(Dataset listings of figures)
+--
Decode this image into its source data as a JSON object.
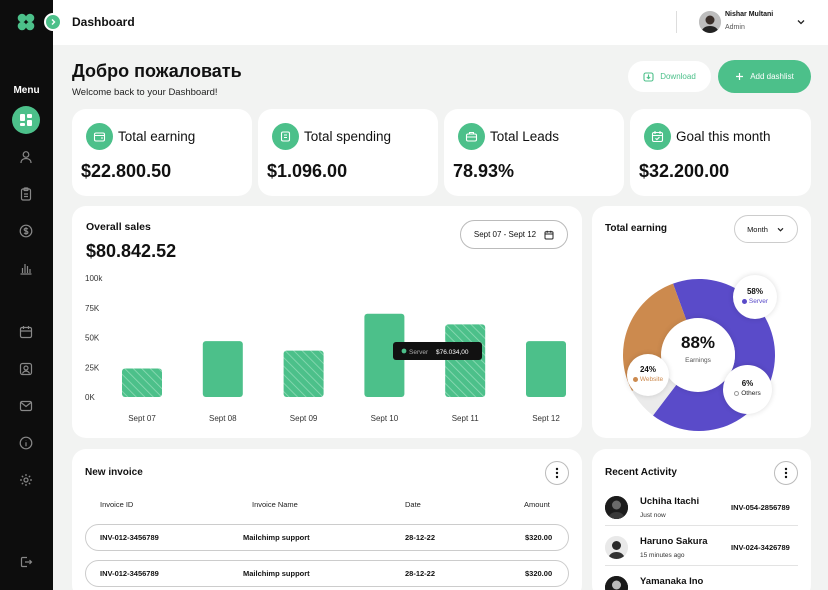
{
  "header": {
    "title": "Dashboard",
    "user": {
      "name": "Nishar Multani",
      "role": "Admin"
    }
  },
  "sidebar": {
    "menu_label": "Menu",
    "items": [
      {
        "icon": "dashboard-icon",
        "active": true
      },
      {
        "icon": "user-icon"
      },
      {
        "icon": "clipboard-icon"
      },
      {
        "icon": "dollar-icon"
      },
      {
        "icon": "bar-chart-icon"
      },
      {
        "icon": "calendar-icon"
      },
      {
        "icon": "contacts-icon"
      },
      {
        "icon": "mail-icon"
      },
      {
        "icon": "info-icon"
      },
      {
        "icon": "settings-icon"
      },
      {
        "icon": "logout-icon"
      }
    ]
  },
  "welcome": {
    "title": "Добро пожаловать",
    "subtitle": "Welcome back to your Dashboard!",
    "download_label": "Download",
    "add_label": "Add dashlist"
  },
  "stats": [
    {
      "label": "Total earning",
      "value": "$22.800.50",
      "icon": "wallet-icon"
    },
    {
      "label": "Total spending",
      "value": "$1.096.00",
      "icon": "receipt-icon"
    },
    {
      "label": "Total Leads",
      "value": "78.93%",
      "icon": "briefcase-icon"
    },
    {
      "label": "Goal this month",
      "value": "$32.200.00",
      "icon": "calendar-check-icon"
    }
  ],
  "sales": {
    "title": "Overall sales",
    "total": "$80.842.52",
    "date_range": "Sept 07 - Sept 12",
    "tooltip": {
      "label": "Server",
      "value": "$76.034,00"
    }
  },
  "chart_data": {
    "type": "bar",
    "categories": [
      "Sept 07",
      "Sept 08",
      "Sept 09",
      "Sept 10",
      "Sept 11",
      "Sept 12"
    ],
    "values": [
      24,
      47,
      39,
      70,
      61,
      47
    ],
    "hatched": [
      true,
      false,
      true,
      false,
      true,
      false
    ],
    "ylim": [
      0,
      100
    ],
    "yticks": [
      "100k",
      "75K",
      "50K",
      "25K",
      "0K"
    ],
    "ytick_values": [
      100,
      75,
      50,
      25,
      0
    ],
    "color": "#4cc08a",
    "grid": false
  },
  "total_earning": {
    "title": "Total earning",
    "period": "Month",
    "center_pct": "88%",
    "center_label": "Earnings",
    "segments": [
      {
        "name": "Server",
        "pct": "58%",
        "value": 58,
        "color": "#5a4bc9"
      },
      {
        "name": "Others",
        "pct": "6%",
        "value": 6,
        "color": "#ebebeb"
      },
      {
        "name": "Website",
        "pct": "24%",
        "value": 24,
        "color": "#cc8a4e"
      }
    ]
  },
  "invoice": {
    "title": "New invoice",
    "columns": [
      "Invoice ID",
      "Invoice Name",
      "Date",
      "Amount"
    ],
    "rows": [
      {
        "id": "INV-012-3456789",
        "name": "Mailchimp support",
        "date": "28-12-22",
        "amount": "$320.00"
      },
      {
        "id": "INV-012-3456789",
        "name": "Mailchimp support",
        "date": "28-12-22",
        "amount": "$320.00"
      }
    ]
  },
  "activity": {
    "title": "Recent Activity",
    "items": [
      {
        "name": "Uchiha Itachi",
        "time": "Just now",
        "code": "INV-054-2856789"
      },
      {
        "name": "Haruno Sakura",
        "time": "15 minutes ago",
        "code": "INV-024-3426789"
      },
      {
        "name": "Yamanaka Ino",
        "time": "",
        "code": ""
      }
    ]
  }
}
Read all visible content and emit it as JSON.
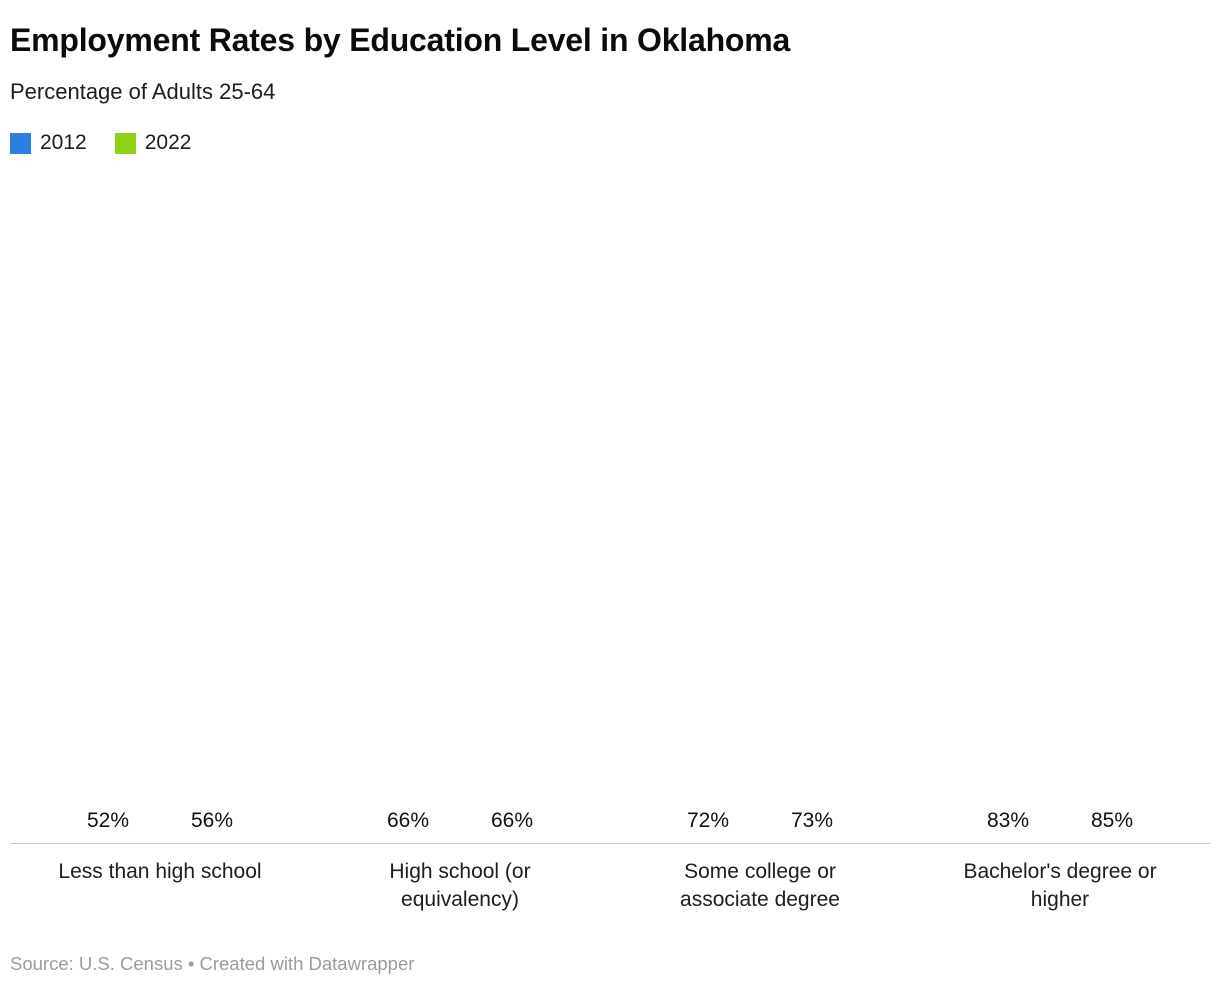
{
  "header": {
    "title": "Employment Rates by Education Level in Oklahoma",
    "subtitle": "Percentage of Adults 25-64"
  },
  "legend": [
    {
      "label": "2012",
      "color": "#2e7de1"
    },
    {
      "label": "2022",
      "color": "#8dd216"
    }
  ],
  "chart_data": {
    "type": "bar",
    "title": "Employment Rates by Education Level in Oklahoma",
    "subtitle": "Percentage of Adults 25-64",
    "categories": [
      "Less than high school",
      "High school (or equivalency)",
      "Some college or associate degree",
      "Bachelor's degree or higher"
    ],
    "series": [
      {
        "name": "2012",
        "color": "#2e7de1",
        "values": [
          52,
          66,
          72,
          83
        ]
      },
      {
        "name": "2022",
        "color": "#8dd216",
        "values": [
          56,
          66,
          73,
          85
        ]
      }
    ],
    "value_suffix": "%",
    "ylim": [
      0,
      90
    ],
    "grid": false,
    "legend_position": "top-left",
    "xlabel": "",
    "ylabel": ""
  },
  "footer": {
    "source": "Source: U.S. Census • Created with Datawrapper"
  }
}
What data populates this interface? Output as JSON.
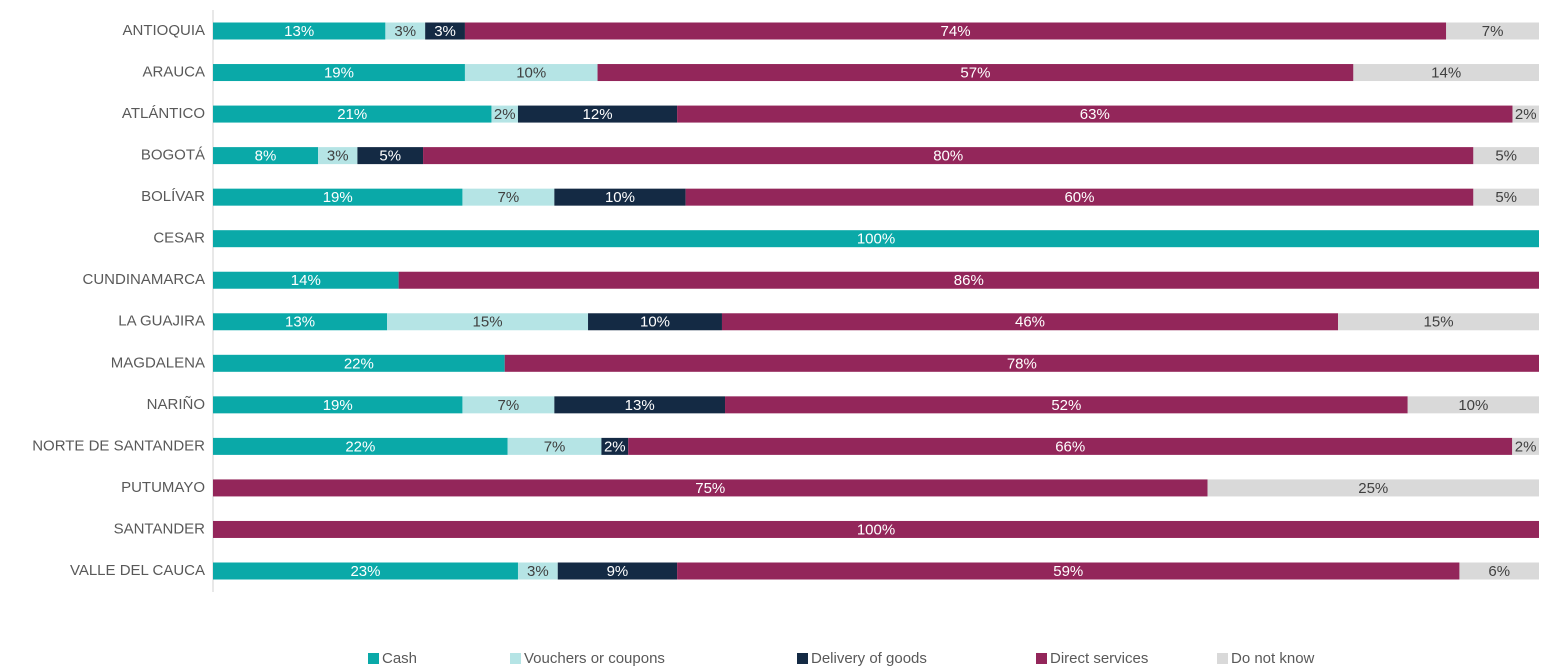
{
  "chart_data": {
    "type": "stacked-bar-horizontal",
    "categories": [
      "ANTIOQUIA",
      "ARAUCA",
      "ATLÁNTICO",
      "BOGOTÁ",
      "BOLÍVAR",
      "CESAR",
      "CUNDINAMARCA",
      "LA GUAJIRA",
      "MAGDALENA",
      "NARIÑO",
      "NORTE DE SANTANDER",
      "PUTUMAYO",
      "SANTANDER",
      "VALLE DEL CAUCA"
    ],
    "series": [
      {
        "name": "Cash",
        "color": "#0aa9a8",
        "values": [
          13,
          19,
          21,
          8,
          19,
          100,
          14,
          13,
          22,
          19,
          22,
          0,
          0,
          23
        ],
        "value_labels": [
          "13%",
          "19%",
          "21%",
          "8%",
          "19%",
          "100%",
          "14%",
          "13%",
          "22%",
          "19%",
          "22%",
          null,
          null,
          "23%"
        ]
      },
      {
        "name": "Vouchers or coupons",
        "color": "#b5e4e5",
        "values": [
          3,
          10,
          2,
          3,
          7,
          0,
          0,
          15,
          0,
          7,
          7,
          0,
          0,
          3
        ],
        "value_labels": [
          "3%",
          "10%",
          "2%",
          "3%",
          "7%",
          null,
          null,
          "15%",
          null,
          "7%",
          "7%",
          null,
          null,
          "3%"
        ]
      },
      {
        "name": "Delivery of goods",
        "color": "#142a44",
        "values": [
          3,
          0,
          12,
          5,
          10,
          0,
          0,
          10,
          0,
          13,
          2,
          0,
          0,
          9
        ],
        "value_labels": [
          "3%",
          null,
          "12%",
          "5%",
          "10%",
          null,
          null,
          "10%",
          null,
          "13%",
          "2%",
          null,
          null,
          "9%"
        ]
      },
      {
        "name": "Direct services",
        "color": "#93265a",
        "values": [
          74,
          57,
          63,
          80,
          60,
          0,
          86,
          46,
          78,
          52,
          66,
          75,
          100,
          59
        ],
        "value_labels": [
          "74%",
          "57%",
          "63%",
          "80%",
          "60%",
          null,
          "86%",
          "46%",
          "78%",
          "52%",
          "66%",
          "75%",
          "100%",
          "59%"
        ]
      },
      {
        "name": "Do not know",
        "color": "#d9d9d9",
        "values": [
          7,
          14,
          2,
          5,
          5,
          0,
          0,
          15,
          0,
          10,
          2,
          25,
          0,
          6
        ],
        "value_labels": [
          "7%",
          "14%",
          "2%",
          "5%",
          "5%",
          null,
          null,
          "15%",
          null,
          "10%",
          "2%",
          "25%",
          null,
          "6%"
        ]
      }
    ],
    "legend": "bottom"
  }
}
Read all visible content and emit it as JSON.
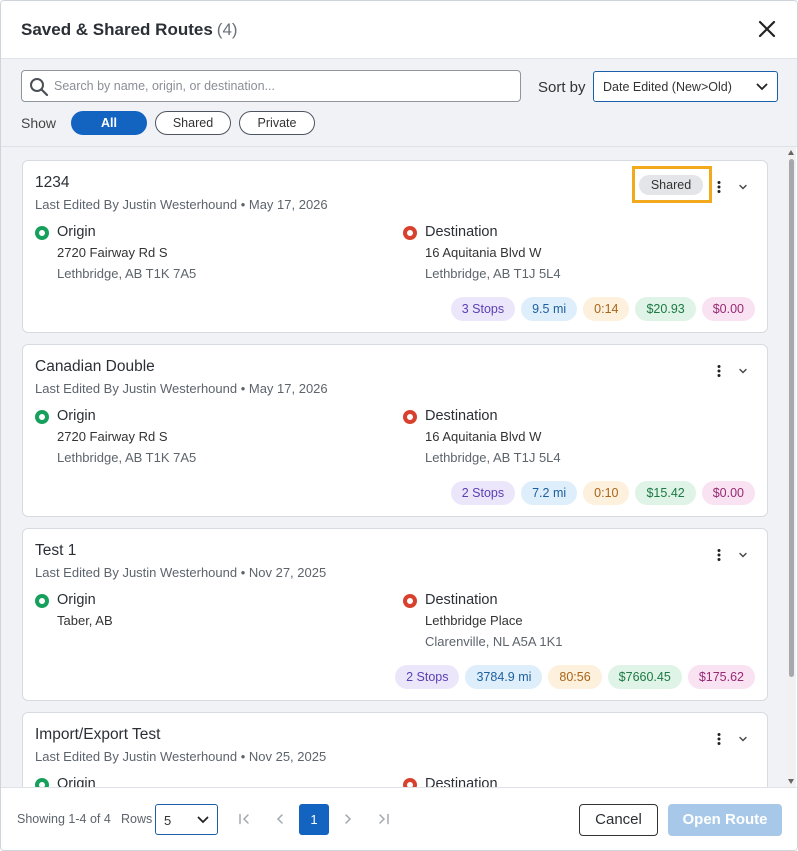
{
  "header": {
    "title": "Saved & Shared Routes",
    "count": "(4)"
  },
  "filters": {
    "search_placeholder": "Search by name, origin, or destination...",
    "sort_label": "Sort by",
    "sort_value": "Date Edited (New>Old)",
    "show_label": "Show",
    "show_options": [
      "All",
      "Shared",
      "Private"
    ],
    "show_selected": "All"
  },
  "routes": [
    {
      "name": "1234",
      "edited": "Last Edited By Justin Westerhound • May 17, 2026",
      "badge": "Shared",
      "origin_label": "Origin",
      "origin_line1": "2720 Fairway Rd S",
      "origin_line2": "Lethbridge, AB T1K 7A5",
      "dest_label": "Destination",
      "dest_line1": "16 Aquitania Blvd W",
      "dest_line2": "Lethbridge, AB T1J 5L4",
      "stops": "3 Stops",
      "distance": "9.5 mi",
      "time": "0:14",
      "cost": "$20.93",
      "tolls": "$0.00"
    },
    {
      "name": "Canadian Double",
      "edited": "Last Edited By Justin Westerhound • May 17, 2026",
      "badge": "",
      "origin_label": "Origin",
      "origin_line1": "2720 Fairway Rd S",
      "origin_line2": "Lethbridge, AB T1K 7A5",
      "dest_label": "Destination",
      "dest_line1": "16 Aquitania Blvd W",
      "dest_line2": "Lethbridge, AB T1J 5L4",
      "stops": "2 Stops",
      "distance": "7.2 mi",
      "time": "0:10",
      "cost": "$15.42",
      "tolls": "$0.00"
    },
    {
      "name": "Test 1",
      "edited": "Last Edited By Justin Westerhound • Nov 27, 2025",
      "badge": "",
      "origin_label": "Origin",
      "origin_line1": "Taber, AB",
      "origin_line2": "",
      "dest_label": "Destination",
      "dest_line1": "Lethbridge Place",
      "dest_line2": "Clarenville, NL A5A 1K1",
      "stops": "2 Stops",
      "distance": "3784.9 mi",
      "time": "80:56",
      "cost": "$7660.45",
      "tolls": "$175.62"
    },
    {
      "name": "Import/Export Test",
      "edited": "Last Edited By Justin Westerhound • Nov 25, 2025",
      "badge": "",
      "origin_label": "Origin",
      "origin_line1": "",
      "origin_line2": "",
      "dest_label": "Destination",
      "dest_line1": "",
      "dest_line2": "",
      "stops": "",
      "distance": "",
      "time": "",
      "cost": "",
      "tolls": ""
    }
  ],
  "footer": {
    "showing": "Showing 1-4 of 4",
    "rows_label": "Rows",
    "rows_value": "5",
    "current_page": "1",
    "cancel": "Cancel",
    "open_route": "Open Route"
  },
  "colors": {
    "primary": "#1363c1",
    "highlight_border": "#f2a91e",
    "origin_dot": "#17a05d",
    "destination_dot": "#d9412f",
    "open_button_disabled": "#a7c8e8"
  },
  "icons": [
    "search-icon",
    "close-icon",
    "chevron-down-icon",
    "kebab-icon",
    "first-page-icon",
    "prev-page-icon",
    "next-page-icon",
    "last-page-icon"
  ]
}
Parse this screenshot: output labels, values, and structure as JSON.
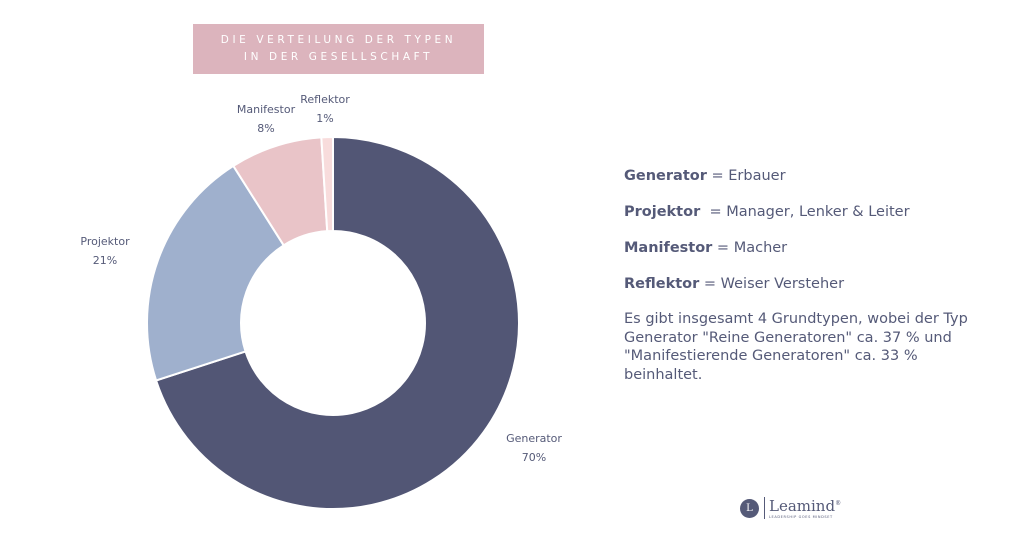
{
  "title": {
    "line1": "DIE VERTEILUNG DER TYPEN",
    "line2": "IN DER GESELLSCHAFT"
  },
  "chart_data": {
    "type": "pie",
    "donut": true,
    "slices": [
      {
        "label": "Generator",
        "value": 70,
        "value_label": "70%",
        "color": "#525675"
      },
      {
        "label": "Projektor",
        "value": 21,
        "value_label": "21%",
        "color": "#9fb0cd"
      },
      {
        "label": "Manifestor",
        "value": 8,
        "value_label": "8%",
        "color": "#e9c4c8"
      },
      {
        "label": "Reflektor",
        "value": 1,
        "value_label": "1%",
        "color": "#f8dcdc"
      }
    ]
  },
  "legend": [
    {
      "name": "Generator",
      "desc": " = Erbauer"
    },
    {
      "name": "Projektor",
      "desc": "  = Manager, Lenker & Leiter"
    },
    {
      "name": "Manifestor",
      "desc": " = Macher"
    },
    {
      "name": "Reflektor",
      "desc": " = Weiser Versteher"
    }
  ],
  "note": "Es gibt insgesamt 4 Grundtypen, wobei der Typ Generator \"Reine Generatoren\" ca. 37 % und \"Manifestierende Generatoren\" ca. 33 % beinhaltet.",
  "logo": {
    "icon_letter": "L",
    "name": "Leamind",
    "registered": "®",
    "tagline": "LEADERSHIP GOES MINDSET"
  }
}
+--
(Objective)
Read the entries and pick out all lines that include the word "Edited".

(Response)
    "sort_value": "Date Edited (New>Old)",
      "edited": "Last Edited By Justin Westerhound • May 17, 2026",
      "edited": "Last Edited By Justin Westerhound • May 17, 2026",
      "edited": "Last Edited By Justin Westerhound • Nov 27, 2025",
      "edited": "Last Edited By Justin Westerhound • Nov 25, 2025",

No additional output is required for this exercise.